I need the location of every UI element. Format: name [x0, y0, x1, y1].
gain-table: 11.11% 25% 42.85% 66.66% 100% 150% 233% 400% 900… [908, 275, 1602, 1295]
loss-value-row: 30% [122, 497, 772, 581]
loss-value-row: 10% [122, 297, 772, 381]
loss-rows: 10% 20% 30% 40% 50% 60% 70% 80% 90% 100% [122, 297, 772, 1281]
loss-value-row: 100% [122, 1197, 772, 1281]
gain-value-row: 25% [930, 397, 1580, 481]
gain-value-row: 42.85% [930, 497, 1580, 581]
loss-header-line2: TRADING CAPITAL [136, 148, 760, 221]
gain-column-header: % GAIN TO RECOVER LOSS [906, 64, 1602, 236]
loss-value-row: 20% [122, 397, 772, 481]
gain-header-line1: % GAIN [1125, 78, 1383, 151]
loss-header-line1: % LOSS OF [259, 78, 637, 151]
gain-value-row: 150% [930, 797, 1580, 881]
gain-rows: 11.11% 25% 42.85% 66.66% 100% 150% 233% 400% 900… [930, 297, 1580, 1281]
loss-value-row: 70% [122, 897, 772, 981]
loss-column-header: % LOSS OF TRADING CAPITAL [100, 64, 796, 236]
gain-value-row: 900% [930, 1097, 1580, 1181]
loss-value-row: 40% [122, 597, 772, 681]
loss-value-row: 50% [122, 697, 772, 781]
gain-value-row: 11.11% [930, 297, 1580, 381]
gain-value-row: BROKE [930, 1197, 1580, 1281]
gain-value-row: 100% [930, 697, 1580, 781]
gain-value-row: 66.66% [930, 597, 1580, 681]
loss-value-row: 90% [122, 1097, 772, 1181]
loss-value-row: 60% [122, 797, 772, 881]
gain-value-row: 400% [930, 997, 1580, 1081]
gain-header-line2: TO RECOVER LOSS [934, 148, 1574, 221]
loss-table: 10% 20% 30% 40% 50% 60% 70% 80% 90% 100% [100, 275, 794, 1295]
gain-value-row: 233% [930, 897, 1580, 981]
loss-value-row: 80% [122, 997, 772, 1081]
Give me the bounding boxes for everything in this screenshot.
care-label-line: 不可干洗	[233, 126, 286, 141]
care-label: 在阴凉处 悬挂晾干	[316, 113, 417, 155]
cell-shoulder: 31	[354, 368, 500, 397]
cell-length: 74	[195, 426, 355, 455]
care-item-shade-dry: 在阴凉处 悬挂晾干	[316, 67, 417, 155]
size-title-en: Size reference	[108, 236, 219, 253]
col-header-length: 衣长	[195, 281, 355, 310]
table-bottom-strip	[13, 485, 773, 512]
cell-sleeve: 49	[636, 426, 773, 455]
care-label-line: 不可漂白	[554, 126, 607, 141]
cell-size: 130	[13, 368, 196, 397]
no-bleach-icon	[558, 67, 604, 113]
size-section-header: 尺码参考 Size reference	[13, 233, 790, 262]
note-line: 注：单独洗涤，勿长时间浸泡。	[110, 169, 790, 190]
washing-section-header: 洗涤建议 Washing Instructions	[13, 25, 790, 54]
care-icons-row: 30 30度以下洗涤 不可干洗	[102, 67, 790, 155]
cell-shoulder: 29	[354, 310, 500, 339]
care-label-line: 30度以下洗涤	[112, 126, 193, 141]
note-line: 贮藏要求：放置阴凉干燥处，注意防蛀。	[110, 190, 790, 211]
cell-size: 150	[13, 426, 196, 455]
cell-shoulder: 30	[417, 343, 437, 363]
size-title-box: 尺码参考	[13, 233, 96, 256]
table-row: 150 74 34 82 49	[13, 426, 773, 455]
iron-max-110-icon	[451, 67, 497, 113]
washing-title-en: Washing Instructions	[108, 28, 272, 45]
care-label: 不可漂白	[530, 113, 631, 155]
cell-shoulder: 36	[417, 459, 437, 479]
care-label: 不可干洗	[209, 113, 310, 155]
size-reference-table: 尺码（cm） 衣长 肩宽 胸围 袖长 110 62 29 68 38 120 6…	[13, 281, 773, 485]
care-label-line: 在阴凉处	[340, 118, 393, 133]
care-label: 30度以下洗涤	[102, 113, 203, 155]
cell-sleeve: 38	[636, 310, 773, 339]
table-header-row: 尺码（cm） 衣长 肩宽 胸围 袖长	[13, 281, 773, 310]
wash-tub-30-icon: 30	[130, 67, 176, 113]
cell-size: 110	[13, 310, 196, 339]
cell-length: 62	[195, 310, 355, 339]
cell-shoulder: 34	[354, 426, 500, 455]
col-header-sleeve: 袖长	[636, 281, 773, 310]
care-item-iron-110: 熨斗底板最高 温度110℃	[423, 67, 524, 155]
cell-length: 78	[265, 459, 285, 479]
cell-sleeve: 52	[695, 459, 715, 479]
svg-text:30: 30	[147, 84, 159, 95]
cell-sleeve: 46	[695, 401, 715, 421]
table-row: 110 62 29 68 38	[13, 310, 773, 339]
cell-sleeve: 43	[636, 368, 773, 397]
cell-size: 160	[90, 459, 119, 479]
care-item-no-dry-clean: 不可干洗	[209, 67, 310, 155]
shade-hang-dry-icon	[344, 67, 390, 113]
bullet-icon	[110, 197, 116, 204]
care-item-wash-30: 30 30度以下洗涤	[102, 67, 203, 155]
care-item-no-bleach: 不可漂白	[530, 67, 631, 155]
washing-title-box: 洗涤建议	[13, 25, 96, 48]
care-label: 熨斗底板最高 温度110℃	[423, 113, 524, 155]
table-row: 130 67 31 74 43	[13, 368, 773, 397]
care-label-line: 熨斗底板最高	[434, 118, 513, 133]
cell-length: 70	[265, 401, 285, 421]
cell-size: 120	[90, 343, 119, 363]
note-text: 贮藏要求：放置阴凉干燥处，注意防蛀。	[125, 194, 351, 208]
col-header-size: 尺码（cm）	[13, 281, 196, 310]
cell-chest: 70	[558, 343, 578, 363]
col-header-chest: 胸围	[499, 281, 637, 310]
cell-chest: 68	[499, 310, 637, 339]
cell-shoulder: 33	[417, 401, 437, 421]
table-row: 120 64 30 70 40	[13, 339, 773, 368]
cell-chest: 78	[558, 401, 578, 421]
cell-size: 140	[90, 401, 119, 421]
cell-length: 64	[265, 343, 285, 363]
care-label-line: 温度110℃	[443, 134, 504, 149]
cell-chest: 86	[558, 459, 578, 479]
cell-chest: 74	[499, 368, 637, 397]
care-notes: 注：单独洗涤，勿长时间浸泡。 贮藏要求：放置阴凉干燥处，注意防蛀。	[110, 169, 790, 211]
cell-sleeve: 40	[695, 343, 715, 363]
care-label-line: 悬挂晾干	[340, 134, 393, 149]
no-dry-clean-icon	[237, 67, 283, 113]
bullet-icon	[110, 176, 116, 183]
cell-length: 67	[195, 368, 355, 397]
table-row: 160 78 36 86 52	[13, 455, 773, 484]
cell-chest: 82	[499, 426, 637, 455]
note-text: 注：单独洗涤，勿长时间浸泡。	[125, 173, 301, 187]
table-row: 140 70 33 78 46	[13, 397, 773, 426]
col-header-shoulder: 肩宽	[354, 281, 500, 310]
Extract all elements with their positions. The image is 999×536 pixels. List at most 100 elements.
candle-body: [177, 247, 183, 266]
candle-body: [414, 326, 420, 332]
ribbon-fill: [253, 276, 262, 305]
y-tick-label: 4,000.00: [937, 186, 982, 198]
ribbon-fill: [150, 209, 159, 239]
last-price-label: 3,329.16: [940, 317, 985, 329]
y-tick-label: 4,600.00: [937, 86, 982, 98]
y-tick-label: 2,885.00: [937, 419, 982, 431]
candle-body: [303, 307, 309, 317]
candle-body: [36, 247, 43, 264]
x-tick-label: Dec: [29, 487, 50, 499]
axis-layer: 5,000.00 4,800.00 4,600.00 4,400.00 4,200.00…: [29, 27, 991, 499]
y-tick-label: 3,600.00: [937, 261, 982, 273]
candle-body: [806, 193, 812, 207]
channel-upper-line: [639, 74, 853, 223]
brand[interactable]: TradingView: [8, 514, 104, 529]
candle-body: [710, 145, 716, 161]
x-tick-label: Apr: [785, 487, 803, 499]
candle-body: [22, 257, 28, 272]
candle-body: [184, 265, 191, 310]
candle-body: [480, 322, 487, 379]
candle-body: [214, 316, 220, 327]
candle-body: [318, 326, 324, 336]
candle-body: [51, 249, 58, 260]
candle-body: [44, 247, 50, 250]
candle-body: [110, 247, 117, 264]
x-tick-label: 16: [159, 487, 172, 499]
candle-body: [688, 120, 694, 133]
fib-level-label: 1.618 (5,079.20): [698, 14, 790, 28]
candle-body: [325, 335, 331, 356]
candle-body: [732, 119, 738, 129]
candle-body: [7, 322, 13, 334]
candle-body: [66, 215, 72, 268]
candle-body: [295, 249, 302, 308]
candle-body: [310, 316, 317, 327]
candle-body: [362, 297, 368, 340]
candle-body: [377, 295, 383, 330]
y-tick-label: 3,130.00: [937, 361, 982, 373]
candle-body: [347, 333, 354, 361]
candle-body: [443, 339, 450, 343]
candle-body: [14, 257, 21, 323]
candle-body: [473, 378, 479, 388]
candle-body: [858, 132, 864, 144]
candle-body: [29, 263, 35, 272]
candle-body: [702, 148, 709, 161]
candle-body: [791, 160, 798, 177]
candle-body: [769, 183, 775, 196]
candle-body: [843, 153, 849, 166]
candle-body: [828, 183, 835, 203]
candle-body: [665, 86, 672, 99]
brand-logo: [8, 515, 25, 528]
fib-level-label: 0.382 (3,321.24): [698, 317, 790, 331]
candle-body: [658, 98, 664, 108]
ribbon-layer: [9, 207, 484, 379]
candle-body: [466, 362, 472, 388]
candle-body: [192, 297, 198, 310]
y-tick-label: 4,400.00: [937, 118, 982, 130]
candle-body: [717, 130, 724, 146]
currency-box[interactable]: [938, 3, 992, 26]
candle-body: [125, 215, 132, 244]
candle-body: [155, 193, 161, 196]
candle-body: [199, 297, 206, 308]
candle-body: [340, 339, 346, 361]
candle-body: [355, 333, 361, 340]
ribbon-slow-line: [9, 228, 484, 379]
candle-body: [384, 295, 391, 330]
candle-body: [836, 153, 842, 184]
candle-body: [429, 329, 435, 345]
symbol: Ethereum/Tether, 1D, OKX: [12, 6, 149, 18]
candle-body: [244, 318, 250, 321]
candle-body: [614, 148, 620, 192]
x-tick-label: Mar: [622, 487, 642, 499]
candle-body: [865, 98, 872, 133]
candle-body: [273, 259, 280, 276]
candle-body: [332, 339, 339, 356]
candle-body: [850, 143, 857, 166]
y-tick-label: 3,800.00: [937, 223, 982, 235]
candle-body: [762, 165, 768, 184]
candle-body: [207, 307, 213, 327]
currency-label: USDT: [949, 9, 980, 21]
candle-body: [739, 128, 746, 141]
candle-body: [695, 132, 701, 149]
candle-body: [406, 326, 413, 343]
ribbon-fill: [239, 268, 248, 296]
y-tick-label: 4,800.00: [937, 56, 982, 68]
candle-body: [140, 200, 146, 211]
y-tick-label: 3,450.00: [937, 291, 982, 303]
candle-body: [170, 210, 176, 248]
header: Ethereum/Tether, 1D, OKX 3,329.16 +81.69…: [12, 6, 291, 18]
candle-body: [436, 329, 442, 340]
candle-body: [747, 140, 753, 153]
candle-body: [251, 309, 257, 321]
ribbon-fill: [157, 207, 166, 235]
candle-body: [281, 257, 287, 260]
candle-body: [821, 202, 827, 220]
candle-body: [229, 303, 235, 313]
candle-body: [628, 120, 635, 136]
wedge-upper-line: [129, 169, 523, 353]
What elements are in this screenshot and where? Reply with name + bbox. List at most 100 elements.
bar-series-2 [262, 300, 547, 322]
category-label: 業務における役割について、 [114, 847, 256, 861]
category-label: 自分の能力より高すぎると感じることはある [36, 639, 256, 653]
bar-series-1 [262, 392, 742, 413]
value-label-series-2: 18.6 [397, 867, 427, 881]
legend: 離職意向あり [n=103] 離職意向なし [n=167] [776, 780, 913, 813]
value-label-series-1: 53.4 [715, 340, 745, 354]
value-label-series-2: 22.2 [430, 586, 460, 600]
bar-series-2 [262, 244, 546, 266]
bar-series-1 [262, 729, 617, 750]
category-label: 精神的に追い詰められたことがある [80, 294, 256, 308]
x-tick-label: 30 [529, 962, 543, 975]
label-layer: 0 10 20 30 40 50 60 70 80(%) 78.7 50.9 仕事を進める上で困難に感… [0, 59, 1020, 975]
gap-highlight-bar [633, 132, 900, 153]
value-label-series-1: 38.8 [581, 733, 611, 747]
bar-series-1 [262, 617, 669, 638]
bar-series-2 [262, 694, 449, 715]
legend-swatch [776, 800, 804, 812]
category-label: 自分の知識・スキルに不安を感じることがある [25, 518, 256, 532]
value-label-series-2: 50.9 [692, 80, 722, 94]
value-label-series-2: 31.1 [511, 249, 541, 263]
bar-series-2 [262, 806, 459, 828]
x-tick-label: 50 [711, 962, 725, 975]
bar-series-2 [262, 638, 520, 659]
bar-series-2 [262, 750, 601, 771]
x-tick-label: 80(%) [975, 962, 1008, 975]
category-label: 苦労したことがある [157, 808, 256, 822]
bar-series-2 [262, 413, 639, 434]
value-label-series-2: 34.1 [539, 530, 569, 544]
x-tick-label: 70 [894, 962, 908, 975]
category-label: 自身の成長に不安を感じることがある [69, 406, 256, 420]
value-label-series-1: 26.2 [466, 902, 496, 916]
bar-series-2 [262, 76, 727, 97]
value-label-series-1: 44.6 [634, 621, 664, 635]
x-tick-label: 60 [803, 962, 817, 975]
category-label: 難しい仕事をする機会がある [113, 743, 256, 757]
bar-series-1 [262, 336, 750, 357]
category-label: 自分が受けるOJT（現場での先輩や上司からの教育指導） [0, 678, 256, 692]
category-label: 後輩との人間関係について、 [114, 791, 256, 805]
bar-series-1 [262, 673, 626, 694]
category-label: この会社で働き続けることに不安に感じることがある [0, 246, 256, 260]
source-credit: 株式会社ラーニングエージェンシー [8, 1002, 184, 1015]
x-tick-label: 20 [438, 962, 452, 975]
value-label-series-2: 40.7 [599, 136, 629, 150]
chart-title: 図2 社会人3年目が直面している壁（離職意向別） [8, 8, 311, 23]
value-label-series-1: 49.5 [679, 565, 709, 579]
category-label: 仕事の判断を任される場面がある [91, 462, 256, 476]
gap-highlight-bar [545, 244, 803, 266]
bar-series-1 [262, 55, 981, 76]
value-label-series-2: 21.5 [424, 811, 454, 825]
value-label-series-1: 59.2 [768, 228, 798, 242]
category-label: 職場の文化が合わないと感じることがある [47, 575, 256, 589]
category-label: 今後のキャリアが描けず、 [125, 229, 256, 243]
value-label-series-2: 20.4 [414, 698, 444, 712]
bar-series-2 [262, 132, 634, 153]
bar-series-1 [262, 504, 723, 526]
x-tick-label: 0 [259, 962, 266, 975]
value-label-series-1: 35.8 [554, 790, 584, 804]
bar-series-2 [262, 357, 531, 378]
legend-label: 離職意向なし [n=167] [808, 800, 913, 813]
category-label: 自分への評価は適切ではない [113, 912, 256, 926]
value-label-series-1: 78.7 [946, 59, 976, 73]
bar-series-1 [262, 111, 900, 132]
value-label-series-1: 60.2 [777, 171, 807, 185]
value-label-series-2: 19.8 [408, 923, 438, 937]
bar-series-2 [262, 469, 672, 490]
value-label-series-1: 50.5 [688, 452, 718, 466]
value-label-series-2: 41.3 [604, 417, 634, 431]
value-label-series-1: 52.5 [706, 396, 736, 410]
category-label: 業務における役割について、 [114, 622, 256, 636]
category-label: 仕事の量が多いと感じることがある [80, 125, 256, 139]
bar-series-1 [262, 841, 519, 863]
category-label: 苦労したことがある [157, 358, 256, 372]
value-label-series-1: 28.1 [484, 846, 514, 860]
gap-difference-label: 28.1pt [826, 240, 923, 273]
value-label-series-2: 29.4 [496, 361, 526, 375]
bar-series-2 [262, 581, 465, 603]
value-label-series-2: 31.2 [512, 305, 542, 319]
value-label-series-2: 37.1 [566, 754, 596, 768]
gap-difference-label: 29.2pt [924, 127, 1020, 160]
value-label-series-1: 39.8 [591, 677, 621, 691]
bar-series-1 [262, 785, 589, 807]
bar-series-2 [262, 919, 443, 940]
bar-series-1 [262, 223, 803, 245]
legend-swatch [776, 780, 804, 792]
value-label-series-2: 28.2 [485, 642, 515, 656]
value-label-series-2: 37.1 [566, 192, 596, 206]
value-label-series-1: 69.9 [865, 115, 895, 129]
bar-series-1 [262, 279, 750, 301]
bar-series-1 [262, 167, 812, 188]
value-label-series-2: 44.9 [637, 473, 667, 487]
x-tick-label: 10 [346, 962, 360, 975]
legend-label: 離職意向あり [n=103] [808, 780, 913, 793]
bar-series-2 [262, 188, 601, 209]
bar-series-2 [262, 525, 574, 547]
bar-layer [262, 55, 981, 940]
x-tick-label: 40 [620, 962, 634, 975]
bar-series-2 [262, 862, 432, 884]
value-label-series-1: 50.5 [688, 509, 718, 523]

▶ _Exercise details_: Rewrite the items from the first line through the line containing "gain-value-row: 150% [930, 797, 1580, 881]", changing every "loss-value-row" to "loss-percent-row" and leaving everything else as it is.

▶ _Output_:
I need the location of every UI element. Format: name [x0, y0, x1, y1].
gain-table: 11.11% 25% 42.85% 66.66% 100% 150% 233% 400% 900… [908, 275, 1602, 1295]
loss-percent-row: 30% [122, 497, 772, 581]
loss-percent-row: 10% [122, 297, 772, 381]
loss-rows: 10% 20% 30% 40% 50% 60% 70% 80% 90% 100% [122, 297, 772, 1281]
loss-percent-row: 100% [122, 1197, 772, 1281]
gain-value-row: 25% [930, 397, 1580, 481]
gain-value-row: 42.85% [930, 497, 1580, 581]
loss-header-line2: TRADING CAPITAL [136, 148, 760, 221]
gain-column-header: % GAIN TO RECOVER LOSS [906, 64, 1602, 236]
loss-percent-row: 20% [122, 397, 772, 481]
gain-header-line1: % GAIN [1125, 78, 1383, 151]
loss-header-line1: % LOSS OF [259, 78, 637, 151]
gain-value-row: 150% [930, 797, 1580, 881]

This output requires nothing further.